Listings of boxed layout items
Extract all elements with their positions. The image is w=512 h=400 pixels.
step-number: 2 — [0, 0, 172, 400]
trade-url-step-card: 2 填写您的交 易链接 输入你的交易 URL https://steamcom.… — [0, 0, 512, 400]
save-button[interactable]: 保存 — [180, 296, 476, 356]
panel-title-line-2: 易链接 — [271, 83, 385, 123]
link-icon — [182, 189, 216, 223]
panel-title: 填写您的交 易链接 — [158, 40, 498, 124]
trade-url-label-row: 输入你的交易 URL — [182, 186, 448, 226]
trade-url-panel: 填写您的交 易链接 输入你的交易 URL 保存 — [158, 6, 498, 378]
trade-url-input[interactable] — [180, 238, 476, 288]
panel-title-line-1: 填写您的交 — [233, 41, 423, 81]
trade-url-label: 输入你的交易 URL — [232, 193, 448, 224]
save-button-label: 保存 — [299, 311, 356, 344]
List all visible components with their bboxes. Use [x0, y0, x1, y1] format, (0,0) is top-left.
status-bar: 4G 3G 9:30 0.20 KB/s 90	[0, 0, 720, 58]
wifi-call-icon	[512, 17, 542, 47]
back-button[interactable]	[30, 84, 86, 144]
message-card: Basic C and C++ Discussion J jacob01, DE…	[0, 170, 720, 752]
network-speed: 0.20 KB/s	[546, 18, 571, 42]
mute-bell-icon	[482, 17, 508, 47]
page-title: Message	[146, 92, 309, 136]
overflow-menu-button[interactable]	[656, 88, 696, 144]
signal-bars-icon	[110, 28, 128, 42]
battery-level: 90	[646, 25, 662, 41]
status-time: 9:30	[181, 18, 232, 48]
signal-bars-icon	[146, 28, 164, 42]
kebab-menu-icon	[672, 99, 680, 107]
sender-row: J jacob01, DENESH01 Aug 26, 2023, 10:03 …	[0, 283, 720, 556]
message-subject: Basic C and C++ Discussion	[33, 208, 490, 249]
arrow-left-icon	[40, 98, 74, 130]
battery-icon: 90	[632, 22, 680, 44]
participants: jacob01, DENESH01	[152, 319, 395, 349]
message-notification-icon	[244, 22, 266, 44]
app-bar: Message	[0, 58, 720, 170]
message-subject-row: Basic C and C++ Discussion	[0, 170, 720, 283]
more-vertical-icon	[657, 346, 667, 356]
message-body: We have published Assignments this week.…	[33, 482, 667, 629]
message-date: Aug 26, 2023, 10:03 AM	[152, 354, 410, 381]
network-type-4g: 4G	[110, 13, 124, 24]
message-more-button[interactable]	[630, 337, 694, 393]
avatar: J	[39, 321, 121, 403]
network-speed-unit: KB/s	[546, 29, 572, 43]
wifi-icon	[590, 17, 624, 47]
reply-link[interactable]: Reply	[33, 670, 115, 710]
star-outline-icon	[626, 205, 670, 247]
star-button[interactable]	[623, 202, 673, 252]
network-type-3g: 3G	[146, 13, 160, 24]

*WRITTEN INSTRUCTION:* Gather every line from the items above that contains the string "panel", treating uppercase and lowercase as different.

*SOLUTION TO THIS EXERCISE:*
panel-title-line-2: 易链接 — [271, 83, 385, 123]
panel-title: 填写您的交 易链接 — [158, 40, 498, 124]
trade-url-panel: 填写您的交 易链接 输入你的交易 URL 保存 — [158, 6, 498, 378]
panel-title-line-1: 填写您的交 — [233, 41, 423, 81]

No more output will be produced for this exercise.